Exercise goal:
How many lines in the listing below include the word "TRAXIO"? Answer with the number and nothing else.

Dataset excerpts:

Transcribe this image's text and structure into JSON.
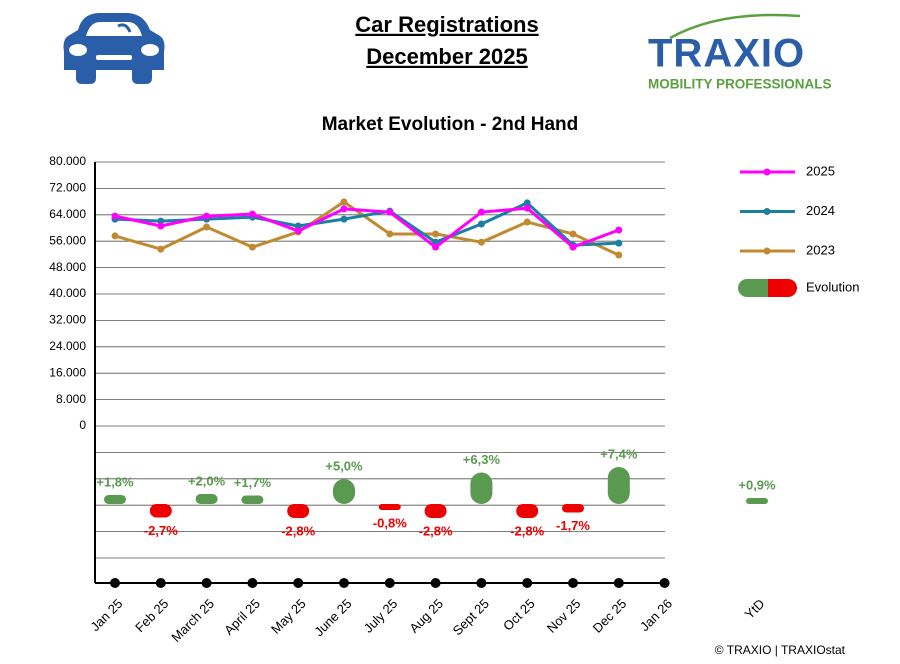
{
  "chart_data": {
    "type": "line",
    "title": "Car Registrations",
    "subtitle": "December 2025",
    "chart_title": "Market Evolution - 2nd Hand",
    "logo": {
      "name": "TRAXIO",
      "tagline": "MOBILITY PROFESSIONALS"
    },
    "source": "© TRAXIO | TRAXIOstat",
    "categories": [
      "Jan 25",
      "Feb 25",
      "March 25",
      "April 25",
      "May 25",
      "June 25",
      "July 25",
      "Aug 25",
      "Sept 25",
      "Oct 25",
      "Nov 25",
      "Dec 25",
      "Jan 26"
    ],
    "series": [
      {
        "name": "2025",
        "color": "#ff00ff",
        "values": [
          63600,
          60600,
          63600,
          64200,
          59100,
          65800,
          64800,
          54200,
          64800,
          66000,
          54200,
          59400,
          null
        ]
      },
      {
        "name": "2024",
        "color": "#1a7fa0",
        "values": [
          62700,
          62100,
          62700,
          63300,
          60600,
          62700,
          65100,
          55700,
          61200,
          67600,
          54800,
          55400,
          null
        ]
      },
      {
        "name": "2023",
        "color": "#c08a30",
        "values": [
          57600,
          53600,
          60300,
          54200,
          58800,
          67900,
          58200,
          58200,
          55700,
          61800,
          58200,
          51800,
          null
        ]
      }
    ],
    "evolution": {
      "name": "Evolution",
      "positive_color": "#5a9a50",
      "negative_color": "#ee0000",
      "values": [
        1.8,
        -2.7,
        2.0,
        1.7,
        -2.8,
        5.0,
        -0.8,
        -2.8,
        6.3,
        -2.8,
        -1.7,
        7.4,
        null
      ],
      "value_labels": [
        "+1,8%",
        "-2,7%",
        "+2,0%",
        "+1,7%",
        "-2,8%",
        "+5,0%",
        "-0,8%",
        "-2,8%",
        "+6,3%",
        "-2,8%",
        "-1,7%",
        "+7,4%",
        null
      ],
      "ytd_label": "YtD",
      "ytd_value": 0.9,
      "ytd_value_label": "+0,9%"
    },
    "ylim": [
      0,
      80000
    ],
    "yticks": [
      {
        "value": 80000,
        "label": "80.000"
      },
      {
        "value": 72000,
        "label": "72.000"
      },
      {
        "value": 64000,
        "label": "64.000"
      },
      {
        "value": 56000,
        "label": "56.000"
      },
      {
        "value": 48000,
        "label": "48.000"
      },
      {
        "value": 40000,
        "label": "40.000"
      },
      {
        "value": 32000,
        "label": "32.000"
      },
      {
        "value": 24000,
        "label": "24.000"
      },
      {
        "value": 16000,
        "label": "16.000"
      },
      {
        "value": 8000,
        "label": "8.000"
      },
      0
    ],
    "grid": true
  }
}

Worked solution:
2